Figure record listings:
════════

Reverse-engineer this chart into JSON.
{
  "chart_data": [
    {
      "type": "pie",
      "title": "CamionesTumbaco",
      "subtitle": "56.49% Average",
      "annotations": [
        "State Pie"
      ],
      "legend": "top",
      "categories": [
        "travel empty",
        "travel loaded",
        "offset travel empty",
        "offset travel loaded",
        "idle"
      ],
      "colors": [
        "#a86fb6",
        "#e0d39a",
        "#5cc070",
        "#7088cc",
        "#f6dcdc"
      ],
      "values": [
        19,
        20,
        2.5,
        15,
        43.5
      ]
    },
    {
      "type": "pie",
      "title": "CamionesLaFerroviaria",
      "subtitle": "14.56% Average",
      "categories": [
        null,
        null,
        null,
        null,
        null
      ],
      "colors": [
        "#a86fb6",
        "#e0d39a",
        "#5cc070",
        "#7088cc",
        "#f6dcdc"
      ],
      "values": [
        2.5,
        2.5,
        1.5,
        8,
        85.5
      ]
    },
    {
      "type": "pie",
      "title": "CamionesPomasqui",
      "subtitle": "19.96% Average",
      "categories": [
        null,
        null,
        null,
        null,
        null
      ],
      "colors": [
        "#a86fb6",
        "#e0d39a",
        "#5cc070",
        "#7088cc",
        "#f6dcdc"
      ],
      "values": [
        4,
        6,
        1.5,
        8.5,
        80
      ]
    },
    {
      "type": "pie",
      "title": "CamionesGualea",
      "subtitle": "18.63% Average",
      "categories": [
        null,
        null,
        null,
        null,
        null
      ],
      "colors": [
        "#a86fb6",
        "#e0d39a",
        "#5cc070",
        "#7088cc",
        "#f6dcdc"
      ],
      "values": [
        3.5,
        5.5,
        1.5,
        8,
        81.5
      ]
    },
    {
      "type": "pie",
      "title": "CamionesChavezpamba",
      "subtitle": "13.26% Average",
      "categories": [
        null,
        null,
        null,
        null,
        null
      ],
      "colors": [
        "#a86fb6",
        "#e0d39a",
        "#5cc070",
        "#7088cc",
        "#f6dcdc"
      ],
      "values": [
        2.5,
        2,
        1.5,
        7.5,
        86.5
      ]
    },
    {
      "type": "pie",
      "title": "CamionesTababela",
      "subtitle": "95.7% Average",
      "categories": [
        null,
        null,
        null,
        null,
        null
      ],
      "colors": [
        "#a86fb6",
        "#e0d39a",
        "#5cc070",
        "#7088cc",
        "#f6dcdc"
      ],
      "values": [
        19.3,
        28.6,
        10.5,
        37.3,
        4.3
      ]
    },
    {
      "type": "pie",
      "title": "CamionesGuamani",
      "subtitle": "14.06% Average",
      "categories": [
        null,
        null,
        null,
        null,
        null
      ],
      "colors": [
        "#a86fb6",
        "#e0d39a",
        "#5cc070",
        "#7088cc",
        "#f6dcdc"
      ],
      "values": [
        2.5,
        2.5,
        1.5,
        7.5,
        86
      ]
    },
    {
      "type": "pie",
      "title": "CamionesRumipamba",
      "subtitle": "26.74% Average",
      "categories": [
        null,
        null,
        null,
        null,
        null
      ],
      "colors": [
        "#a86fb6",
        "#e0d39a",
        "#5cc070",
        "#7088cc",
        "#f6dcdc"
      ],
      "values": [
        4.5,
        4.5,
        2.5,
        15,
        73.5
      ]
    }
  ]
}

════════

• Task statement: In the data above, how many lines contain the string "travel"? Answer with the number only.

• Written response: 4